Required work:
Carry on the practice questions on lessee and lessor interests, starting right after the final question shown.

Excerpted text:
LESSEE & LESSOR INTERESTS - QUESTIONS

1 Determine the unencumbered market values of the following properties:

• Remainder of Lease Term: 15 years
• Lease rental: 120 000 pa
• Market rental: 200 000 pa
• Interest rate: 9 % pa
• Remainder of Lease term: 5 years
• Lease rental: 100 000 pa
• Market rental: 200 000 pa
• Interest rate: 9.% pa

• Remainder of lease term: 1 year
• Lease rental: 90 000 pa
• Market rental: 200 000 pa
• Interest rate: 9% pa

2 The unencumbered value of an investment property is \$10 000 000.

It is subject to a lease with 5 years remaining and a profit rental of \$40 000 pa.

Using 10.5% pa what are the lessee's and lessor's interests?

3 The rent being paid under a lease with 5 years remaining is \$100 000 pa.

The property has recently sold for \$1 500 000.

Using 12% pa determine the lessee's interest.

4 An investment property is subject to a lease with 5 years to run and an annual rent of \$150 000 pa. If the market rent is \$150 000 pa determine the lessee's interest, the lessor's interest and unencumbered market value.

Raw data:
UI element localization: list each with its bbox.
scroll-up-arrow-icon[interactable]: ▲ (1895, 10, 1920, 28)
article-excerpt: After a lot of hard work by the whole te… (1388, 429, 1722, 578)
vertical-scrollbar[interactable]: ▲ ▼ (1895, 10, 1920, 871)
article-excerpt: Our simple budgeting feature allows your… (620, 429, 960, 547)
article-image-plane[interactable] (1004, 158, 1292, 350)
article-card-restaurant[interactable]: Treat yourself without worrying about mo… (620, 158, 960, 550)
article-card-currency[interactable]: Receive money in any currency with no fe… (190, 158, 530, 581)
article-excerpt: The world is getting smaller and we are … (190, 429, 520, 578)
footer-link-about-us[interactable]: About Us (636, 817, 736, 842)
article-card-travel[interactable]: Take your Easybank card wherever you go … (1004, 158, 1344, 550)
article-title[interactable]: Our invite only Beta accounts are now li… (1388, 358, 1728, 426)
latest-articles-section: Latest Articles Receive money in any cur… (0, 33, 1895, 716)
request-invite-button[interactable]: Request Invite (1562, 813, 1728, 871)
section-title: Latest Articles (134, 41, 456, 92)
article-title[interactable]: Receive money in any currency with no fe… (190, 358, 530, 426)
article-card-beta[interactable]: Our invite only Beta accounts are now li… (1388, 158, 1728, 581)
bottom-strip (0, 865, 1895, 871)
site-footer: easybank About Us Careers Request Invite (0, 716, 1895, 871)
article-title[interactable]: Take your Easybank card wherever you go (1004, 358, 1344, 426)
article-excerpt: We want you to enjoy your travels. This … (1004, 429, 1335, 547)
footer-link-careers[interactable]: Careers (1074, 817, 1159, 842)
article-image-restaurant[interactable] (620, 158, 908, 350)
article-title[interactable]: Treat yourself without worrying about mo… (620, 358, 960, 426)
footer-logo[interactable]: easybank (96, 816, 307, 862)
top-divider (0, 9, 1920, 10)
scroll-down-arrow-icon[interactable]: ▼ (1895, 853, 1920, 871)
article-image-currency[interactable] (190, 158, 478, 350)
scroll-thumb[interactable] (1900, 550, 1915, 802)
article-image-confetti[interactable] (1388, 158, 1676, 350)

Exercise answer:
Use 9.5% pa.

5 An investment property has recently sold for \$1500 000. The market rent is \$150 000 pa and the lease rent is \$90 000 pa.

Determine the capitalization rate if the lease has 4 years to run.

6 Discuss the advantages and disadvantages of the reversionary and shortfall methods for the valuation of a CBD investment property.

7 Determine the reversionary capitalization rate from the following information:

• Sale price: 1500 000
• Residue of lease period: 2 years
• Net annual income under the lease: 100000 pa
• Net annual income under market rent: 120 000 pa.

Use 10% pa as the discount rate in the short run.